• WORK TO DO
Copy out the complete listing, word for word.

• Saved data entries
================

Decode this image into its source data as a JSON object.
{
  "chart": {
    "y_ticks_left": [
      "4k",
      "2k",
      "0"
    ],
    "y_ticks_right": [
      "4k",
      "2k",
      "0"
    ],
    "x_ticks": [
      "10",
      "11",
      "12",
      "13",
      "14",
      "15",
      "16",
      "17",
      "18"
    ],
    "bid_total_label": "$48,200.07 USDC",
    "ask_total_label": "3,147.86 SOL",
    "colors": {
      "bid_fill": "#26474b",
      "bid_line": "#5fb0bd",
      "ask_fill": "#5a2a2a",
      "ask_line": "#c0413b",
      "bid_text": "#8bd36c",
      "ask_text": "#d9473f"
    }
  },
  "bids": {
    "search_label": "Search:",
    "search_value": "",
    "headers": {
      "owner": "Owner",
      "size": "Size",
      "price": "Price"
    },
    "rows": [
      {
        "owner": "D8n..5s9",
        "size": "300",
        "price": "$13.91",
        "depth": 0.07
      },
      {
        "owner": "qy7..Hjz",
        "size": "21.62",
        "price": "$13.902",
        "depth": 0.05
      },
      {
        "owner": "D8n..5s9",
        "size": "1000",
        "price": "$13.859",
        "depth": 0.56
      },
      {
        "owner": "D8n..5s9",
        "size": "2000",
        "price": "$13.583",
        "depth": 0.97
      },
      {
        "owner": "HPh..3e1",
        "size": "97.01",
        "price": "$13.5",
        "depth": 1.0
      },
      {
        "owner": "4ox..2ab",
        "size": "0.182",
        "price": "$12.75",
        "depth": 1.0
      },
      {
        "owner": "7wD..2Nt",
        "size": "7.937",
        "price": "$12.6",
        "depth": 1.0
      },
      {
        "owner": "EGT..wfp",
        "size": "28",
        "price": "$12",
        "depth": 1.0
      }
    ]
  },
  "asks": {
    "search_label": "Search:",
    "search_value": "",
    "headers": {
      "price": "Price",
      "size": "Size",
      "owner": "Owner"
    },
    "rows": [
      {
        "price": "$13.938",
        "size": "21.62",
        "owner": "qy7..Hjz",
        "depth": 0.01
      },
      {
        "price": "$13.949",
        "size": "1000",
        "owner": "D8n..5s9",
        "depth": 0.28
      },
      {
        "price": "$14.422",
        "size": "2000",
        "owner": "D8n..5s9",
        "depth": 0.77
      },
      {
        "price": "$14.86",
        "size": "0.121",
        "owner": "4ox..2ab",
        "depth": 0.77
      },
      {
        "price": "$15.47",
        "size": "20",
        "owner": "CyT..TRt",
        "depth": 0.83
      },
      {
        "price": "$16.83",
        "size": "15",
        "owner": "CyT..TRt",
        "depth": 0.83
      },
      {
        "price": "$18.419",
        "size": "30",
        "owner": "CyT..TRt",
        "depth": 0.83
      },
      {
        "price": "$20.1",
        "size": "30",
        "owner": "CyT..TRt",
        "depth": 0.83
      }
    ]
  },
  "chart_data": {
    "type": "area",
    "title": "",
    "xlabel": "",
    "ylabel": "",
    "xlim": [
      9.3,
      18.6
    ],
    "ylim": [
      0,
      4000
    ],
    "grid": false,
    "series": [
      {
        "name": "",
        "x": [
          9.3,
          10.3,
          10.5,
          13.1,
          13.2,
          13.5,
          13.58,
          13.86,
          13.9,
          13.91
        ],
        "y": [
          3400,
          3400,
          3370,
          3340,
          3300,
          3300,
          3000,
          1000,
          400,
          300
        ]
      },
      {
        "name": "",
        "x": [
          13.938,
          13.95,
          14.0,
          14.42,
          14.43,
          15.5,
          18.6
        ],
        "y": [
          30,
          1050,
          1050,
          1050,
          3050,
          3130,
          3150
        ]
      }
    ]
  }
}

================

• FULL SOLUTION
Decode this image into its source data as a JSON object.
{
  "chart": {
    "y_ticks_left": [
      "4k",
      "2k",
      "0"
    ],
    "y_ticks_right": [
      "4k",
      "2k",
      "0"
    ],
    "x_ticks": [
      "10",
      "11",
      "12",
      "13",
      "14",
      "15",
      "16",
      "17",
      "18"
    ],
    "bid_total_label": "$48,200.07 USDC",
    "ask_total_label": "3,147.86 SOL",
    "colors": {
      "bid_fill": "#26474b",
      "bid_line": "#5fb0bd",
      "ask_fill": "#5a2a2a",
      "ask_line": "#c0413b",
      "bid_text": "#8bd36c",
      "ask_text": "#d9473f"
    }
  },
  "bids": {
    "search_label": "Search:",
    "search_value": "",
    "headers": {
      "owner": "Owner",
      "size": "Size",
      "price": "Price"
    },
    "rows": [
      {
        "owner": "D8n..5s9",
        "size": "300",
        "price": "$13.91",
        "depth": 0.07
      },
      {
        "owner": "qy7..Hjz",
        "size": "21.62",
        "price": "$13.902",
        "depth": 0.05
      },
      {
        "owner": "D8n..5s9",
        "size": "1000",
        "price": "$13.859",
        "depth": 0.56
      },
      {
        "owner": "D8n..5s9",
        "size": "2000",
        "price": "$13.583",
        "depth": 0.97
      },
      {
        "owner": "HPh..3e1",
        "size": "97.01",
        "price": "$13.5",
        "depth": 1.0
      },
      {
        "owner": "4ox..2ab",
        "size": "0.182",
        "price": "$12.75",
        "depth": 1.0
      },
      {
        "owner": "7wD..2Nt",
        "size": "7.937",
        "price": "$12.6",
        "depth": 1.0
      },
      {
        "owner": "EGT..wfp",
        "size": "28",
        "price": "$12",
        "depth": 1.0
      }
    ]
  },
  "asks": {
    "search_label": "Search:",
    "search_value": "",
    "headers": {
      "price": "Price",
      "size": "Size",
      "owner": "Owner"
    },
    "rows": [
      {
        "price": "$13.938",
        "size": "21.62",
        "owner": "qy7..Hjz",
        "depth": 0.01
      },
      {
        "price": "$13.949",
        "size": "1000",
        "owner": "D8n..5s9",
        "depth": 0.28
      },
      {
        "price": "$14.422",
        "size": "2000",
        "owner": "D8n..5s9",
        "depth": 0.77
      },
      {
        "price": "$14.86",
        "size": "0.121",
        "owner": "4ox..2ab",
        "depth": 0.77
      },
      {
        "price": "$15.47",
        "size": "20",
        "owner": "CyT..TRt",
        "depth": 0.83
      },
      {
        "price": "$16.83",
        "size": "15",
        "owner": "CyT..TRt",
        "depth": 0.83
      },
      {
        "price": "$18.419",
        "size": "30",
        "owner": "CyT..TRt",
        "depth": 0.83
      },
      {
        "price": "$20.1",
        "size": "30",
        "owner": "CyT..TRt",
        "depth": 0.83
      }
    ]
  },
  "chart_data": {
    "type": "area",
    "title": "",
    "xlabel": "",
    "ylabel": "",
    "xlim": [
      9.3,
      18.6
    ],
    "ylim": [
      0,
      4000
    ],
    "grid": false,
    "series": [
      {
        "name": "",
        "x": [
          9.3,
          10.3,
          10.5,
          13.1,
          13.2,
          13.5,
          13.58,
          13.86,
          13.9,
          13.91
        ],
        "y": [
          3400,
          3400,
          3370,
          3340,
          3300,
          3300,
          3000,
          1000,
          400,
          300
        ]
      },
      {
        "name": "",
        "x": [
          13.938,
          13.95,
          14.0,
          14.42,
          14.43,
          15.5,
          18.6
        ],
        "y": [
          30,
          1050,
          1050,
          1050,
          3050,
          3130,
          3150
        ]
      }
    ]
  }
}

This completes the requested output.